## Dataset excerpts
· · · ·

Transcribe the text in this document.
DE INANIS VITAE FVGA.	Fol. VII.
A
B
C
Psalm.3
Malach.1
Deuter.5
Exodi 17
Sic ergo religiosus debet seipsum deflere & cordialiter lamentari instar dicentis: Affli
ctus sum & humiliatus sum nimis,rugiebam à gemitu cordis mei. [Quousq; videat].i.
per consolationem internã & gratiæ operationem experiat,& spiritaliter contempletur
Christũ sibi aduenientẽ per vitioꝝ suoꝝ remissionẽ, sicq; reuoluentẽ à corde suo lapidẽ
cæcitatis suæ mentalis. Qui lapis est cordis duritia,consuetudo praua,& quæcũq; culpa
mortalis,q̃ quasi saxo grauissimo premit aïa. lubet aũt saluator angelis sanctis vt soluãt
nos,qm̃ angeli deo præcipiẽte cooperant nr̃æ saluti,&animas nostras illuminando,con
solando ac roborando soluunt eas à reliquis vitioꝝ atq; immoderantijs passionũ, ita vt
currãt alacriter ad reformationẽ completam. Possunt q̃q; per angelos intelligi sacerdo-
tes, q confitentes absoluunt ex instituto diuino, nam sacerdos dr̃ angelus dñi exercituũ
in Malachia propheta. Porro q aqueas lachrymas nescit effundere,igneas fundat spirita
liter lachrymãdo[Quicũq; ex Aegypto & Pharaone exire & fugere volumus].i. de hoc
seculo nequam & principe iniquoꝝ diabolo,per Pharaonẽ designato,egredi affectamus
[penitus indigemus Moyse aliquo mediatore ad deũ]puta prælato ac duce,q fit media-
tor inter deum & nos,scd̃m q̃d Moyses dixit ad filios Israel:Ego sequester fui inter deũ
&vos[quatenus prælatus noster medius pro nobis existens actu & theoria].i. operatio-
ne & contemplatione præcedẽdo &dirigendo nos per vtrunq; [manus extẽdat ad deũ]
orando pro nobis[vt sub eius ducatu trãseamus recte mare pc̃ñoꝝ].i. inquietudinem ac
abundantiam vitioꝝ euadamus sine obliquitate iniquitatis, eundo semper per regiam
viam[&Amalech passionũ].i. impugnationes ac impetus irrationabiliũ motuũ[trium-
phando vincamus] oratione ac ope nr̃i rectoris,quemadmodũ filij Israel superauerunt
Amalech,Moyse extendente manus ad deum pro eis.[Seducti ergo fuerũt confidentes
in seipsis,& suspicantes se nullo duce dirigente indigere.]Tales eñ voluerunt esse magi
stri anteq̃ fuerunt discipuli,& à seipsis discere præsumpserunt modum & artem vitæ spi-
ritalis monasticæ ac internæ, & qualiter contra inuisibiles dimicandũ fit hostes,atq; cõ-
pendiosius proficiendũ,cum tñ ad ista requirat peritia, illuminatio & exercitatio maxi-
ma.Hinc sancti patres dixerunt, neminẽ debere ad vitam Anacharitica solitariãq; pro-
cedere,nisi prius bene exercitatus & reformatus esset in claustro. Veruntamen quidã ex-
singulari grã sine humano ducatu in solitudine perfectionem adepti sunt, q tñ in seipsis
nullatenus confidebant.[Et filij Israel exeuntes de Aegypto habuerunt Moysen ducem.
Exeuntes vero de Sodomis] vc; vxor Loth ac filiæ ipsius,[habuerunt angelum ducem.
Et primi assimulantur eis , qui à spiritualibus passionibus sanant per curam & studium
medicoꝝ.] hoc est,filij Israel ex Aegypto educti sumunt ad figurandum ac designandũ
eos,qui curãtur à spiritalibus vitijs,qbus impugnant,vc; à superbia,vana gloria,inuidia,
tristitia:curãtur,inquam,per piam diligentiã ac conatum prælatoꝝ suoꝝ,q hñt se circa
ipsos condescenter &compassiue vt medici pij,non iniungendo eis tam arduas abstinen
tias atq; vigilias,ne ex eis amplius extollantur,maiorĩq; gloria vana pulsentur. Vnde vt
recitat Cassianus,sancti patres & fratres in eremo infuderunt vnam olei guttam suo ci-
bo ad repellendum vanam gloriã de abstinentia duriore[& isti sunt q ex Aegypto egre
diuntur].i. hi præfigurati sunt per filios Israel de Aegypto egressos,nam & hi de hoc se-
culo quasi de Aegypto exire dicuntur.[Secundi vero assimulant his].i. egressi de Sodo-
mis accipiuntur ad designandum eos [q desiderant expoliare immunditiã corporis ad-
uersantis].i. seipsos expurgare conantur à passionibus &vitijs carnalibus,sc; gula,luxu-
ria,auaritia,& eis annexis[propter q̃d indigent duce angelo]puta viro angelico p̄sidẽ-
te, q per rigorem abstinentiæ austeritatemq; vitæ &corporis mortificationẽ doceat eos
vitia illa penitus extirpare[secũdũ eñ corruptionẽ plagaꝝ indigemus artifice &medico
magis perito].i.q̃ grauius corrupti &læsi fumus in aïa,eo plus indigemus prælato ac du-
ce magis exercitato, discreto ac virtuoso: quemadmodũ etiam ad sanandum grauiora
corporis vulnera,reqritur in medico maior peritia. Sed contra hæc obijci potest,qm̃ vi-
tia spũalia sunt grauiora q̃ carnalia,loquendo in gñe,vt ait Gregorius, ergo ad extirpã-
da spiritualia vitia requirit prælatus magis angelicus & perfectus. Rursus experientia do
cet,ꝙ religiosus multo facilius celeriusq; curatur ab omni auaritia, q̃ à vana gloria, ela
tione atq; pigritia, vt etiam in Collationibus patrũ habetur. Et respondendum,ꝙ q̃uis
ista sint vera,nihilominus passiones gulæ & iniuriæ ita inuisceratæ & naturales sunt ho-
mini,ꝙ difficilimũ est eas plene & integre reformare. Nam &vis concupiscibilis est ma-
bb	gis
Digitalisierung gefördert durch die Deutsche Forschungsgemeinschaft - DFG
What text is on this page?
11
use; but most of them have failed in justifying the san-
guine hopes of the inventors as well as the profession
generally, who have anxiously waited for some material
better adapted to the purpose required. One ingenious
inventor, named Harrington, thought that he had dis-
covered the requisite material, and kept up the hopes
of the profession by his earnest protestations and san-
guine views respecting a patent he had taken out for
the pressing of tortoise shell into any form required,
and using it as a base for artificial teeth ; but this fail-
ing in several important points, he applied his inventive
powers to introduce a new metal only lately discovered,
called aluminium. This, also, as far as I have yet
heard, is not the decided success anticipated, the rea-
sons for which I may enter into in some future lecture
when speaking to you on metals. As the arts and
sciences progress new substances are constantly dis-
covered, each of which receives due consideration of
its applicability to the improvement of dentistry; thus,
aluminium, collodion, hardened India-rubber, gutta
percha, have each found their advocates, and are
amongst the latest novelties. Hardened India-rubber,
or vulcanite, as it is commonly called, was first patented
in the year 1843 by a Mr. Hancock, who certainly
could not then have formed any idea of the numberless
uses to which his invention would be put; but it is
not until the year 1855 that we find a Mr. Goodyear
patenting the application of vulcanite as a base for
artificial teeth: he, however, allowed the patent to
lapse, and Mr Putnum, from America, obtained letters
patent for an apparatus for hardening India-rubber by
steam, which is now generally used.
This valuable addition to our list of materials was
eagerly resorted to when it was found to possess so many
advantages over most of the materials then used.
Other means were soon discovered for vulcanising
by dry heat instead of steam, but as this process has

· · · ·

## Problem statement
Nothing in the data may differ; print all of it exactly as written.

## Response to this task
Transcribe the text in this document.
DE INANIS VITAE FVGA.	Fol. VII.
A
B
C
Psalm.3
Malach.1
Deuter.5
Exodi 17
Sic ergo religiosus debet seipsum deflere & cordialiter lamentari instar dicentis: Affli
ctus sum & humiliatus sum nimis,rugiebam à gemitu cordis mei. [Quousq; videat].i.
per consolationem internã & gratiæ operationem experiat,& spiritaliter contempletur
Christũ sibi aduenientẽ per vitioꝝ suoꝝ remissionẽ, sicq; reuoluentẽ à corde suo lapidẽ
cæcitatis suæ mentalis. Qui lapis est cordis duritia,consuetudo praua,& quæcũq; culpa
mortalis,q̃ quasi saxo grauissimo premit aïa. lubet aũt saluator angelis sanctis vt soluãt
nos,qm̃ angeli deo præcipiẽte cooperant nr̃æ saluti,&animas nostras illuminando,con
solando ac roborando soluunt eas à reliquis vitioꝝ atq; immoderantijs passionũ, ita vt
currãt alacriter ad reformationẽ completam. Possunt q̃q; per angelos intelligi sacerdo-
tes, q confitentes absoluunt ex instituto diuino, nam sacerdos dr̃ angelus dñi exercituũ
in Malachia propheta. Porro q aqueas lachrymas nescit effundere,igneas fundat spirita
liter lachrymãdo[Quicũq; ex Aegypto & Pharaone exire & fugere volumus].i. de hoc
seculo nequam & principe iniquoꝝ diabolo,per Pharaonẽ designato,egredi affectamus
[penitus indigemus Moyse aliquo mediatore ad deũ]puta prælato ac duce,q fit media-
tor inter deum & nos,scd̃m q̃d Moyses dixit ad filios Israel:Ego sequester fui inter deũ
&vos[quatenus prælatus noster medius pro nobis existens actu & theoria].i. operatio-
ne & contemplatione præcedẽdo &dirigendo nos per vtrunq; [manus extẽdat ad deũ]
orando pro nobis[vt sub eius ducatu trãseamus recte mare pc̃ñoꝝ].i. inquietudinem ac
abundantiam vitioꝝ euadamus sine obliquitate iniquitatis, eundo semper per regiam
viam[&Amalech passionũ].i. impugnationes ac impetus irrationabiliũ motuũ[trium-
phando vincamus] oratione ac ope nr̃i rectoris,quemadmodũ filij Israel superauerunt
Amalech,Moyse extendente manus ad deum pro eis.[Seducti ergo fuerũt confidentes
in seipsis,& suspicantes se nullo duce dirigente indigere.]Tales eñ voluerunt esse magi
stri anteq̃ fuerunt discipuli,& à seipsis discere præsumpserunt modum & artem vitæ spi-
ritalis monasticæ ac internæ, & qualiter contra inuisibiles dimicandũ fit hostes,atq; cõ-
pendiosius proficiendũ,cum tñ ad ista requirat peritia, illuminatio & exercitatio maxi-
ma.Hinc sancti patres dixerunt, neminẽ debere ad vitam Anacharitica solitariãq; pro-
cedere,nisi prius bene exercitatus & reformatus esset in claustro. Veruntamen quidã ex-
singulari grã sine humano ducatu in solitudine perfectionem adepti sunt, q tñ in seipsis
nullatenus confidebant.[Et filij Israel exeuntes de Aegypto habuerunt Moysen ducem.
Exeuntes vero de Sodomis] vc; vxor Loth ac filiæ ipsius,[habuerunt angelum ducem.
Et primi assimulantur eis , qui à spiritualibus passionibus sanant per curam & studium
medicoꝝ.] hoc est,filij Israel ex Aegypto educti sumunt ad figurandum ac designandũ
eos,qui curãtur à spiritalibus vitijs,qbus impugnant,vc; à superbia,vana gloria,inuidia,
tristitia:curãtur,inquam,per piam diligentiã ac conatum prælatoꝝ suoꝝ,q hñt se circa
ipsos condescenter &compassiue vt medici pij,non iniungendo eis tam arduas abstinen
tias atq; vigilias,ne ex eis amplius extollantur,maiorĩq; gloria vana pulsentur. Vnde vt
recitat Cassianus,sancti patres & fratres in eremo infuderunt vnam olei guttam suo ci-
bo ad repellendum vanam gloriã de abstinentia duriore[& isti sunt q ex Aegypto egre
diuntur].i. hi præfigurati sunt per filios Israel de Aegypto egressos,nam & hi de hoc se-
culo quasi de Aegypto exire dicuntur.[Secundi vero assimulant his].i. egressi de Sodo-
mis accipiuntur ad designandum eos [q desiderant expoliare immunditiã corporis ad-
uersantis].i. seipsos expurgare conantur à passionibus &vitijs carnalibus,sc; gula,luxu-
ria,auaritia,& eis annexis[propter q̃d indigent duce angelo]puta viro angelico p̄sidẽ-
te, q per rigorem abstinentiæ austeritatemq; vitæ &corporis mortificationẽ doceat eos
vitia illa penitus extirpare[secũdũ eñ corruptionẽ plagaꝝ indigemus artifice &medico
magis perito].i.q̃ grauius corrupti &læsi fumus in aïa,eo plus indigemus prælato ac du-
ce magis exercitato, discreto ac virtuoso: quemadmodũ etiam ad sanandum grauiora
corporis vulnera,reqritur in medico maior peritia. Sed contra hæc obijci potest,qm̃ vi-
tia spũalia sunt grauiora q̃ carnalia,loquendo in gñe,vt ait Gregorius, ergo ad extirpã-
da spiritualia vitia requirit prælatus magis angelicus & perfectus. Rursus experientia do
cet,ꝙ religiosus multo facilius celeriusq; curatur ab omni auaritia, q̃ à vana gloria, ela
tione atq; pigritia, vt etiam in Collationibus patrũ habetur. Et respondendum,ꝙ q̃uis
ista sint vera,nihilominus passiones gulæ & iniuriæ ita inuisceratæ & naturales sunt ho-
mini,ꝙ difficilimũ est eas plene & integre reformare. Nam &vis concupiscibilis est ma-
bb	gis
Digitalisierung gefördert durch die Deutsche Forschungsgemeinschaft - DFG
What text is on this page?
11
use; but most of them have failed in justifying the san-
guine hopes of the inventors as well as the profession
generally, who have anxiously waited for some material
better adapted to the purpose required. One ingenious
inventor, named Harrington, thought that he had dis-
covered the requisite material, and kept up the hopes
of the profession by his earnest protestations and san-
guine views respecting a patent he had taken out for
the pressing of tortoise shell into any form required,
and using it as a base for artificial teeth ; but this fail-
ing in several important points, he applied his inventive
powers to introduce a new metal only lately discovered,
called aluminium. This, also, as far as I have yet
heard, is not the decided success anticipated, the rea-
sons for which I may enter into in some future lecture
when speaking to you on metals. As the arts and
sciences progress new substances are constantly dis-
covered, each of which receives due consideration of
its applicability to the improvement of dentistry; thus,
aluminium, collodion, hardened India-rubber, gutta
percha, have each found their advocates, and are
amongst the latest novelties. Hardened India-rubber,
or vulcanite, as it is commonly called, was first patented
in the year 1843 by a Mr. Hancock, who certainly
could not then have formed any idea of the numberless
uses to which his invention would be put; but it is
not until the year 1855 that we find a Mr. Goodyear
patenting the application of vulcanite as a base for
artificial teeth: he, however, allowed the patent to
lapse, and Mr Putnum, from America, obtained letters
patent for an apparatus for hardening India-rubber by
steam, which is now generally used.
This valuable addition to our list of materials was
eagerly resorted to when it was found to possess so many
advantages over most of the materials then used.
Other means were soon discovered for vulcanising
by dry heat instead of steam, but as this process has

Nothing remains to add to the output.